Dataset records
________________

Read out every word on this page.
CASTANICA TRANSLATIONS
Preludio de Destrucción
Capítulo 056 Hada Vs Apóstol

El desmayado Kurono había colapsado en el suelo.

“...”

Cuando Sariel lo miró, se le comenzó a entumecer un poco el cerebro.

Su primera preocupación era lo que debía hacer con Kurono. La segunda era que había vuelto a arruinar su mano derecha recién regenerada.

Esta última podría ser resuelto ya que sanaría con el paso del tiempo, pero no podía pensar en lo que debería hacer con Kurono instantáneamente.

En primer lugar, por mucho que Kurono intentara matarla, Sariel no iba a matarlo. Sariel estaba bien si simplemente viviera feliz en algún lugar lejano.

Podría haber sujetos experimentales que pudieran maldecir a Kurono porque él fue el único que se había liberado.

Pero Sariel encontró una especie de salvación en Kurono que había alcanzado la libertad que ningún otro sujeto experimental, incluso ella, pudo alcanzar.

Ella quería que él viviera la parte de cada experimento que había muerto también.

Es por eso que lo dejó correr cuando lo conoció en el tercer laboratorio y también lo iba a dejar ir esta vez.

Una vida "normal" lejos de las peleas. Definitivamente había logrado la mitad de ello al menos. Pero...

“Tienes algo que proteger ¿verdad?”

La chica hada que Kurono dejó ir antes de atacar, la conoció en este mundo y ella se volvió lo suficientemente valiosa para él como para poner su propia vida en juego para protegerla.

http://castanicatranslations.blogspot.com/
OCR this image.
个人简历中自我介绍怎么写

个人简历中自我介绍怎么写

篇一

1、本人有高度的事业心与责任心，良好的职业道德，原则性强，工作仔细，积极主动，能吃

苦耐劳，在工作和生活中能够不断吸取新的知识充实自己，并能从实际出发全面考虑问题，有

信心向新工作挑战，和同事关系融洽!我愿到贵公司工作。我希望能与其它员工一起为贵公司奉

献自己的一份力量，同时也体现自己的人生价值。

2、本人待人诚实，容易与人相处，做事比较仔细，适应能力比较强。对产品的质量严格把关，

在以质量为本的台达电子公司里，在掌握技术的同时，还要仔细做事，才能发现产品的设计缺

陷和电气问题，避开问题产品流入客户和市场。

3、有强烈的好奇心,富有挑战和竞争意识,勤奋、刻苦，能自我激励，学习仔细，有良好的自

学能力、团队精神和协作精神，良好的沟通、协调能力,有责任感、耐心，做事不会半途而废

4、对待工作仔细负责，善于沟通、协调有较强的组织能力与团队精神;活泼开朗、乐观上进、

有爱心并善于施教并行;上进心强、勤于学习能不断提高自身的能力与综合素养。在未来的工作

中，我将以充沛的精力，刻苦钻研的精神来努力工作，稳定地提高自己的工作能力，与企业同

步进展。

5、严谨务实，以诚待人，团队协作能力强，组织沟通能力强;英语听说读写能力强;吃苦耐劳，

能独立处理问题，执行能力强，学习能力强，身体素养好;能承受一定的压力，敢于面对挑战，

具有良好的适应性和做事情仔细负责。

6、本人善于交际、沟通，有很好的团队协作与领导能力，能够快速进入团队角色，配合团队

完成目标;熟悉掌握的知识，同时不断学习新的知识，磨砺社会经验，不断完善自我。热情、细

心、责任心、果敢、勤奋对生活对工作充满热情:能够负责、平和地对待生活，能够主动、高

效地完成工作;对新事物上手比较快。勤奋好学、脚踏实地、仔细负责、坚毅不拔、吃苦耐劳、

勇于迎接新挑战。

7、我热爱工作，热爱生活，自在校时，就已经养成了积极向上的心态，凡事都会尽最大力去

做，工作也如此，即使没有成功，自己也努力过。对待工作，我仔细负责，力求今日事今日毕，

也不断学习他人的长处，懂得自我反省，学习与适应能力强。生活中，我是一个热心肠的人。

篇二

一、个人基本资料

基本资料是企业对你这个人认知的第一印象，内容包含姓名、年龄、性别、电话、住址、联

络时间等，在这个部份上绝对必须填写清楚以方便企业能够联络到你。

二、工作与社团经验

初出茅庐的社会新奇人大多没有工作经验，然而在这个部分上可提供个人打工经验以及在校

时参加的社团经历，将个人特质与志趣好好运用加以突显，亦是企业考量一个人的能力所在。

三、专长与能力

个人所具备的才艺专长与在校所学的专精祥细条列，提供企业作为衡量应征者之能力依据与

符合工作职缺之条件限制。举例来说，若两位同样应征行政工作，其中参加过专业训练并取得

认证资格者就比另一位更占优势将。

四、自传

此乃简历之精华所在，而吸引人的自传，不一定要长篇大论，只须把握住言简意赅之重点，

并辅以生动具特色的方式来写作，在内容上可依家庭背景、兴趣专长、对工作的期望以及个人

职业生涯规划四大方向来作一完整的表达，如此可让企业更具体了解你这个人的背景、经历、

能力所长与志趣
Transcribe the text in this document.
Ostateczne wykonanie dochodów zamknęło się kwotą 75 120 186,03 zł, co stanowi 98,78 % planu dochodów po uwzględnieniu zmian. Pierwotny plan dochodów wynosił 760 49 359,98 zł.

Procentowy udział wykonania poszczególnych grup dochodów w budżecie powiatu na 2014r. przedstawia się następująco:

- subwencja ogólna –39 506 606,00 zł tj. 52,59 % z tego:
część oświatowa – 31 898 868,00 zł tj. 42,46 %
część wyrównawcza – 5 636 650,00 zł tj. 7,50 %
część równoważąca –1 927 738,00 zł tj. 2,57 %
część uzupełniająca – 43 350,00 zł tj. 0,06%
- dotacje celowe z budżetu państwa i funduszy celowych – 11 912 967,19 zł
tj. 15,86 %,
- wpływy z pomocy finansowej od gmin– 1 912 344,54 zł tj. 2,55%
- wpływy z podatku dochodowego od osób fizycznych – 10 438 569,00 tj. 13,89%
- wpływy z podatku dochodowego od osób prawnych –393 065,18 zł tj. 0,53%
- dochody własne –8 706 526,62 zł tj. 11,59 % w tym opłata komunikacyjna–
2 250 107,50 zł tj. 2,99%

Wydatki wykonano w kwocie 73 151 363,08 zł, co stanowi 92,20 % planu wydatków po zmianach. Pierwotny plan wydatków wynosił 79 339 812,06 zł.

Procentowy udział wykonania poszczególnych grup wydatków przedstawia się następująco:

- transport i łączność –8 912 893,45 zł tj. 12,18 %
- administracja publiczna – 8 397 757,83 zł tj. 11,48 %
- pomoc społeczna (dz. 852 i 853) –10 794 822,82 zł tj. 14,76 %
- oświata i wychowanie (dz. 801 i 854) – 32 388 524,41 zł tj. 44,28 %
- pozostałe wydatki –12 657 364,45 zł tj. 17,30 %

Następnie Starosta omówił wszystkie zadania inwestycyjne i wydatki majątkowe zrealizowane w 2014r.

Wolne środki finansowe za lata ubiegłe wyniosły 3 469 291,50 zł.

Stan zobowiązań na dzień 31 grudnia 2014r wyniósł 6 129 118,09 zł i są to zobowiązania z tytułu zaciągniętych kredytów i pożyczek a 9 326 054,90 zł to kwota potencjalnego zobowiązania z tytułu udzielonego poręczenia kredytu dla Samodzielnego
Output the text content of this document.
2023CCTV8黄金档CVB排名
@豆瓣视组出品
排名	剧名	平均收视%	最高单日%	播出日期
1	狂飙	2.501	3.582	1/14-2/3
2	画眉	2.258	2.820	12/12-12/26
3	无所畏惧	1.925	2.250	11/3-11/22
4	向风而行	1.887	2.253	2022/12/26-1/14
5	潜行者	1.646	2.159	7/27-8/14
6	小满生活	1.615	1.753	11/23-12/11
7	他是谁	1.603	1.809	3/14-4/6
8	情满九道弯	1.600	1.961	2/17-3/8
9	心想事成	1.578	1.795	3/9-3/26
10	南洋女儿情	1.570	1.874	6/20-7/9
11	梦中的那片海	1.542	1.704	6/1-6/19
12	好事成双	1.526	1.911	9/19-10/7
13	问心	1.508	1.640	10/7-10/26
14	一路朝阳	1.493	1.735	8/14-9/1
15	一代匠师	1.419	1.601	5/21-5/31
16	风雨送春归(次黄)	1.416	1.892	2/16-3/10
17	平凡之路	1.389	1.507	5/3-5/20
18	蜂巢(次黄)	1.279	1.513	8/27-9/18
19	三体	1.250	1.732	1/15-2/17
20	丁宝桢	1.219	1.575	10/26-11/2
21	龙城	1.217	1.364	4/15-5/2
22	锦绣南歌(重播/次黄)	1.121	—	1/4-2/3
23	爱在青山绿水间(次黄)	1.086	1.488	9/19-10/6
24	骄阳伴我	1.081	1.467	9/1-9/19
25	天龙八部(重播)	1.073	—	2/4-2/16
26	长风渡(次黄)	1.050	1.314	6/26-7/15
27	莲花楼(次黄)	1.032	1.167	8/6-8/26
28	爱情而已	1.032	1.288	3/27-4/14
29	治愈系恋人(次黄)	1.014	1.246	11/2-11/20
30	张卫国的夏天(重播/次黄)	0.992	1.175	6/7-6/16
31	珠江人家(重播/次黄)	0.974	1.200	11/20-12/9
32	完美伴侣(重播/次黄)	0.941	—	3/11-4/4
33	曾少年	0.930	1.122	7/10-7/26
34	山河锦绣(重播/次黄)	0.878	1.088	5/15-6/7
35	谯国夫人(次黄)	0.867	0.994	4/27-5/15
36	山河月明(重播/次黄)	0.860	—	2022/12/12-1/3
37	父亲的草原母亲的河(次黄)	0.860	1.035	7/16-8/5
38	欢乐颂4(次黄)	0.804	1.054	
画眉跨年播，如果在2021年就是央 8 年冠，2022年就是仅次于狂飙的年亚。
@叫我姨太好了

________________

EXERCISE DETAILS: Locate the line with "Output the text content of this document." in the entries above; extract it and every line after it, verbatim.

FINAL ANSWER:
Output the text content of this document.
2023CCTV8黄金档CVB排名
@豆瓣视组出品
排名	剧名	平均收视%	最高单日%	播出日期
1	狂飙	2.501	3.582	1/14-2/3
2	画眉	2.258	2.820	12/12-12/26
3	无所畏惧	1.925	2.250	11/3-11/22
4	向风而行	1.887	2.253	2022/12/26-1/14
5	潜行者	1.646	2.159	7/27-8/14
6	小满生活	1.615	1.753	11/23-12/11
7	他是谁	1.603	1.809	3/14-4/6
8	情满九道弯	1.600	1.961	2/17-3/8
9	心想事成	1.578	1.795	3/9-3/26
10	南洋女儿情	1.570	1.874	6/20-7/9
11	梦中的那片海	1.542	1.704	6/1-6/19
12	好事成双	1.526	1.911	9/19-10/7
13	问心	1.508	1.640	10/7-10/26
14	一路朝阳	1.493	1.735	8/14-9/1
15	一代匠师	1.419	1.601	5/21-5/31
16	风雨送春归(次黄)	1.416	1.892	2/16-3/10
17	平凡之路	1.389	1.507	5/3-5/20
18	蜂巢(次黄)	1.279	1.513	8/27-9/18
19	三体	1.250	1.732	1/15-2/17
20	丁宝桢	1.219	1.575	10/26-11/2
21	龙城	1.217	1.364	4/15-5/2
22	锦绣南歌(重播/次黄)	1.121	—	1/4-2/3
23	爱在青山绿水间(次黄)	1.086	1.488	9/19-10/6
24	骄阳伴我	1.081	1.467	9/1-9/19
25	天龙八部(重播)	1.073	—	2/4-2/16
26	长风渡(次黄)	1.050	1.314	6/26-7/15
27	莲花楼(次黄)	1.032	1.167	8/6-8/26
28	爱情而已	1.032	1.288	3/27-4/14
29	治愈系恋人(次黄)	1.014	1.246	11/2-11/20
30	张卫国的夏天(重播/次黄)	0.992	1.175	6/7-6/16
31	珠江人家(重播/次黄)	0.974	1.200	11/20-12/9
32	完美伴侣(重播/次黄)	0.941	—	3/11-4/4
33	曾少年	0.930	1.122	7/10-7/26
34	山河锦绣(重播/次黄)	0.878	1.088	5/15-6/7
35	谯国夫人(次黄)	0.867	0.994	4/27-5/15
36	山河月明(重播/次黄)	0.860	—	2022/12/12-1/3
37	父亲的草原母亲的河(次黄)	0.860	1.035	7/16-8/5
38	欢乐颂4(次黄)	0.804	1.054	
画眉跨年播，如果在2021年就是央 8 年冠，2022年就是仅次于狂飙的年亚。
@叫我姨太好了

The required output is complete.